> _JOB_:
Scan the material below for the string "Alesia", and copy every line where it shows up.

--- Begin DATA FOR THIS TASK ---

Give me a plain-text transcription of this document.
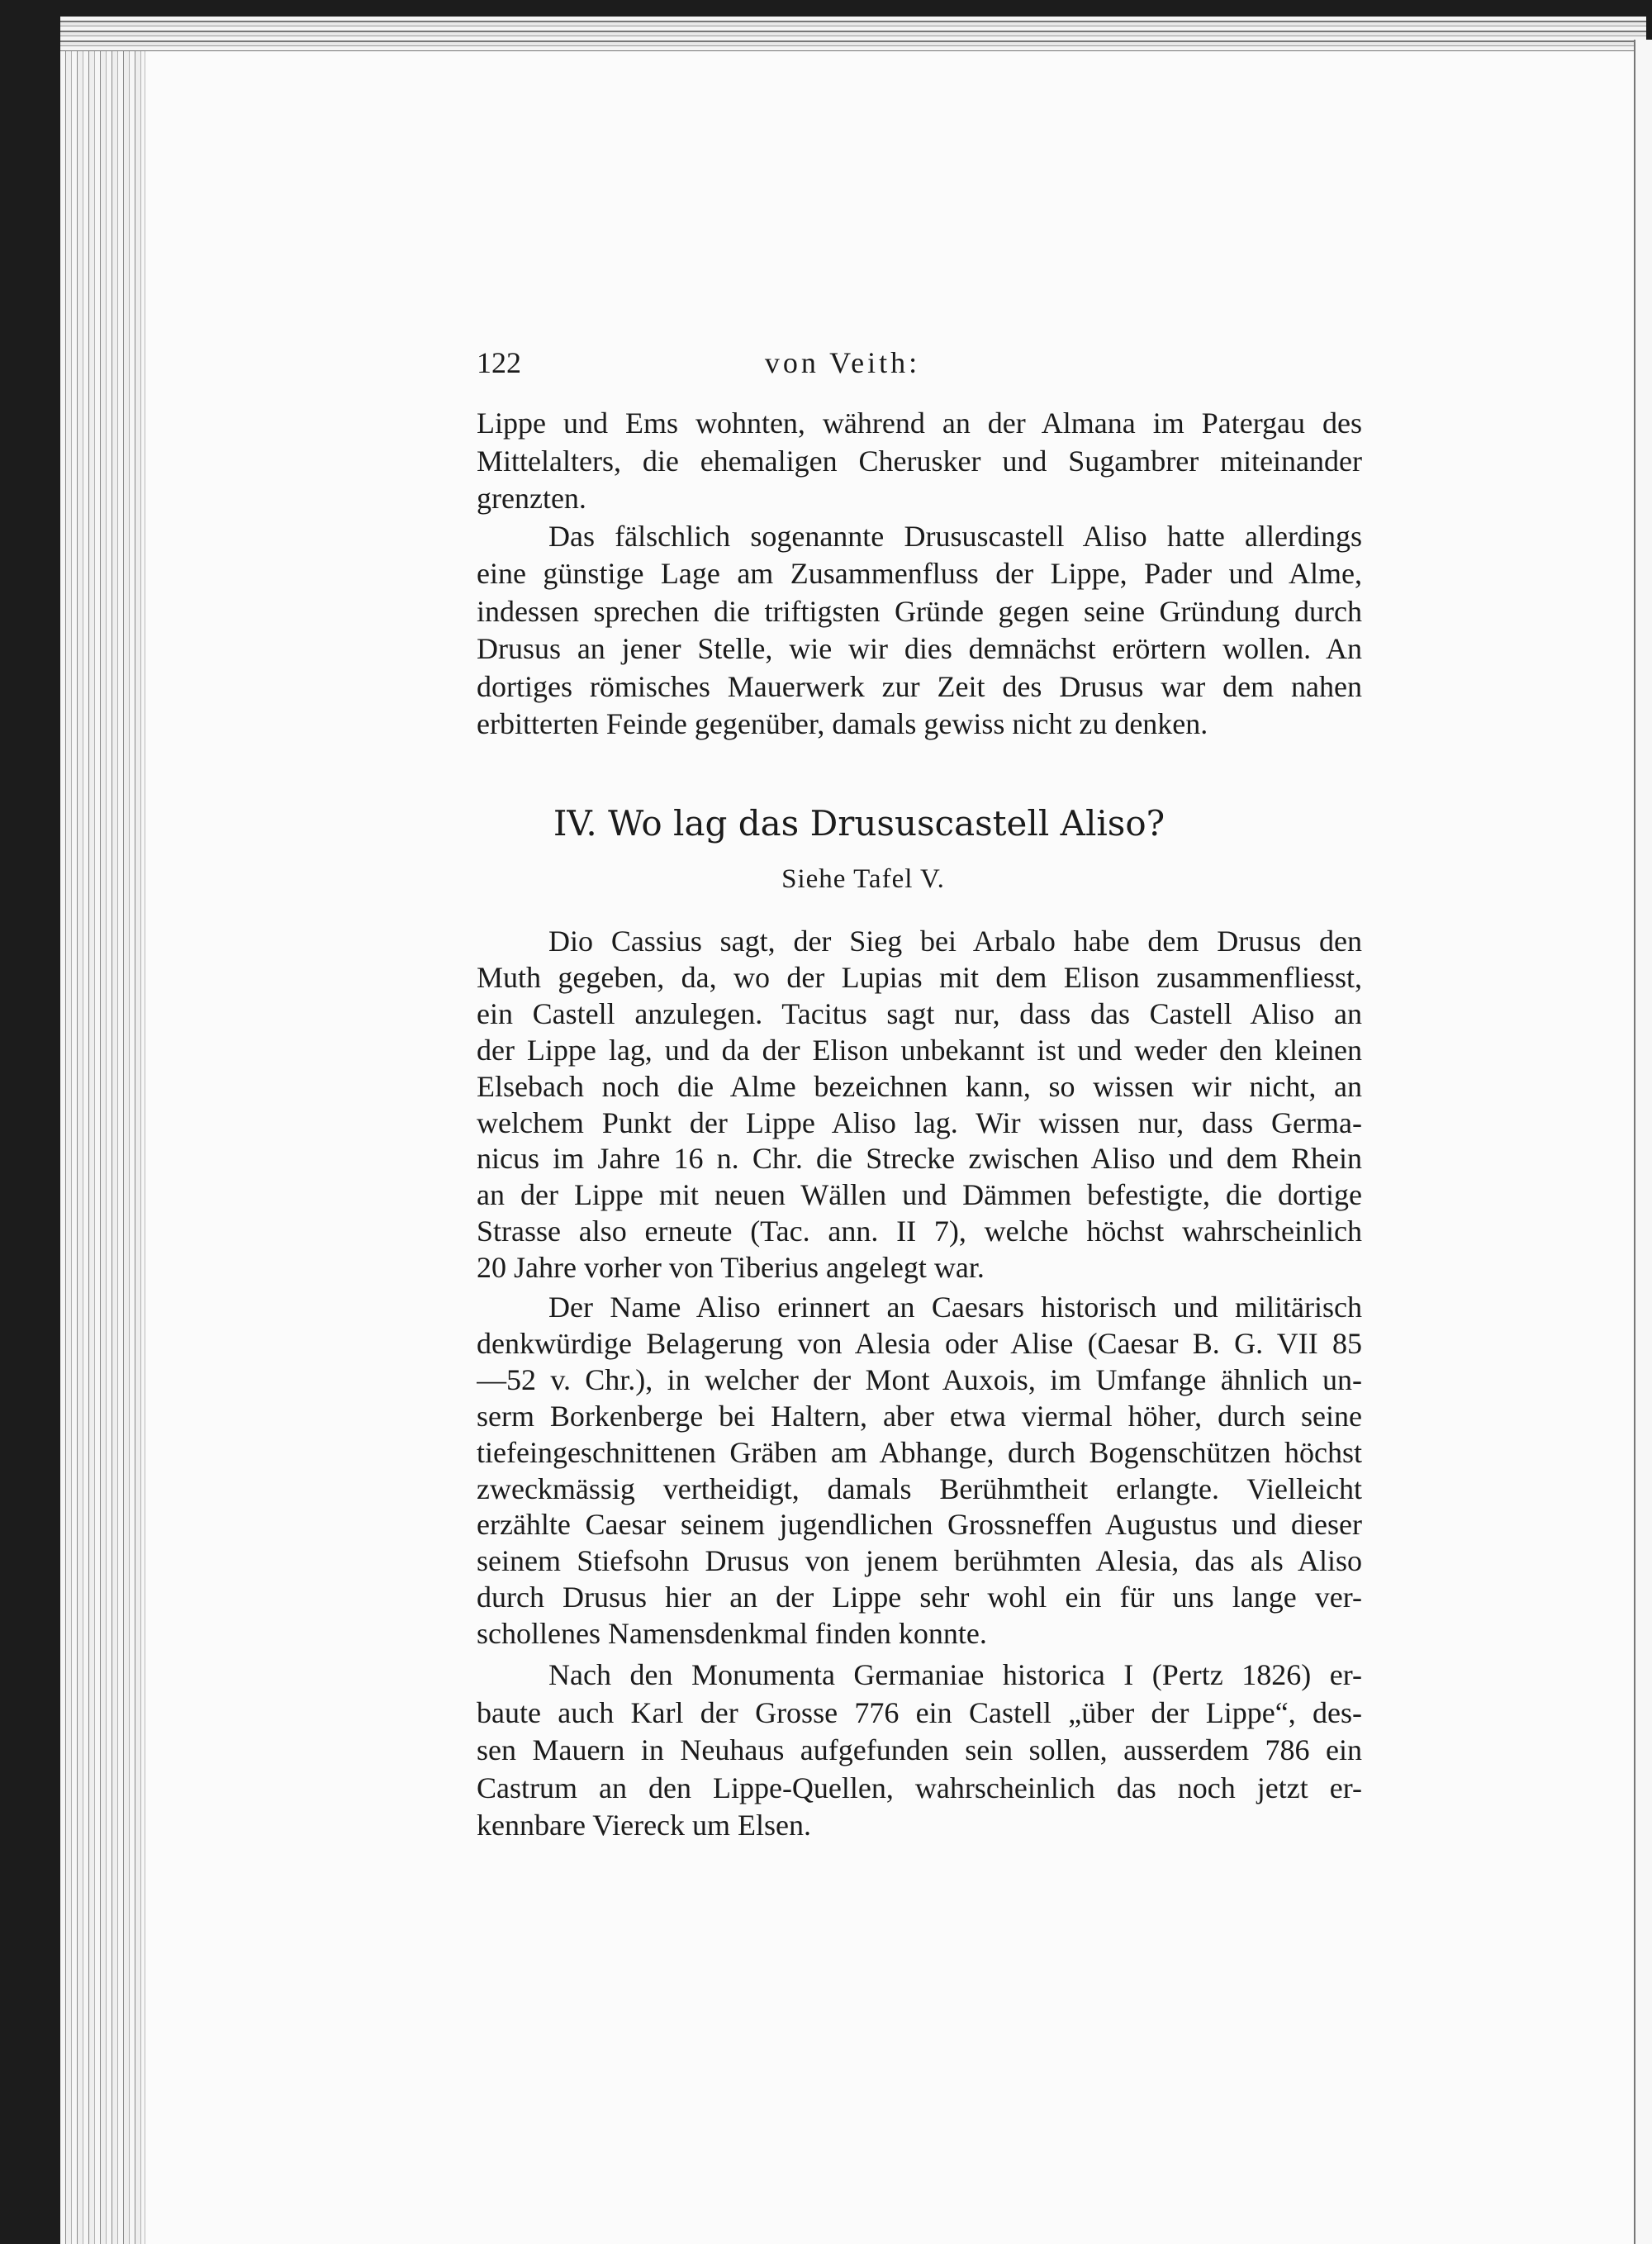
122	von Veith:
Lippe und Ems wohnten, während an der Almana im Patergau des
Mittelalters, die ehemaligen Cherusker und Sugambrer miteinander
grenzten.
Das fälschlich sogenannte Drususcastell Aliso hatte allerdings
eine günstige Lage am Zusammenfluss der Lippe, Pader und Alme,
indessen sprechen die triftigsten Gründe gegen seine Gründung durch
Drusus an jener Stelle, wie wir dies demnächst erörtern wollen. An
dortiges römisches Mauerwerk zur Zeit des Drusus war dem nahen
erbitterten Feinde gegenüber, damals gewiss nicht zu denken.
IV. Wo lag das Drususcastell Aliso?
Siehe Tafel V.
Dio Cassius sagt, der Sieg bei Arbalo habe dem Drusus den
Muth gegeben, da, wo der Lupias mit dem Elison zusammenfliesst,
ein Castell anzulegen. Tacitus sagt nur, dass das Castell Aliso an
der Lippe lag, und da der Elison unbekannt ist und weder den kleinen
Elsebach noch die Alme bezeichnen kann, so wissen wir nicht, an
welchem Punkt der Lippe Aliso lag. Wir wissen nur, dass Germa-
nicus im Jahre 16 n. Chr. die Strecke zwischen Aliso und dem Rhein
an der Lippe mit neuen Wällen und Dämmen befestigte, die dortige
Strasse also erneute (Tac. ann. II 7), welche höchst wahrscheinlich
20 Jahre vorher von Tiberius angelegt war.
Der Name Aliso erinnert an Caesars historisch und militärisch
denkwürdige Belagerung von Alesia oder Alise (Caesar B. G. VII 85
—52 v. Chr.), in welcher der Mont Auxois, im Umfange ähnlich un-
serm Borkenberge bei Haltern, aber etwa viermal höher, durch seine
tiefeingeschnittenen Gräben am Abhange, durch Bogenschützen höchst
zweckmässig vertheidigt, damals Berühmtheit erlangte. Vielleicht
erzählte Caesar seinem jugendlichen Grossneffen Augustus und dieser
seinem Stiefsohn Drusus von jenem berühmten Alesia, das als Aliso
durch Drusus hier an der Lippe sehr wohl ein für uns lange ver-
schollenes Namensdenkmal finden konnte.
Nach den Monumenta Germaniae historica I (Pertz 1826) er-
baute auch Karl der Grosse 776 ein Castell „über der Lippe“, des-
sen Mauern in Neuhaus aufgefunden sein sollen, ausserdem 786 ein
Castrum an den Lippe-Quellen, wahrscheinlich das noch jetzt er-
kennbare Viereck um Elsen.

--- End DATA FOR THIS TASK ---

> _CORRECT ANSWER_:
denkwürdige Belagerung von Alesia oder Alise (Caesar B. G. VII 85
seinem Stiefsohn Drusus von jenem berühmten Alesia, das als Aliso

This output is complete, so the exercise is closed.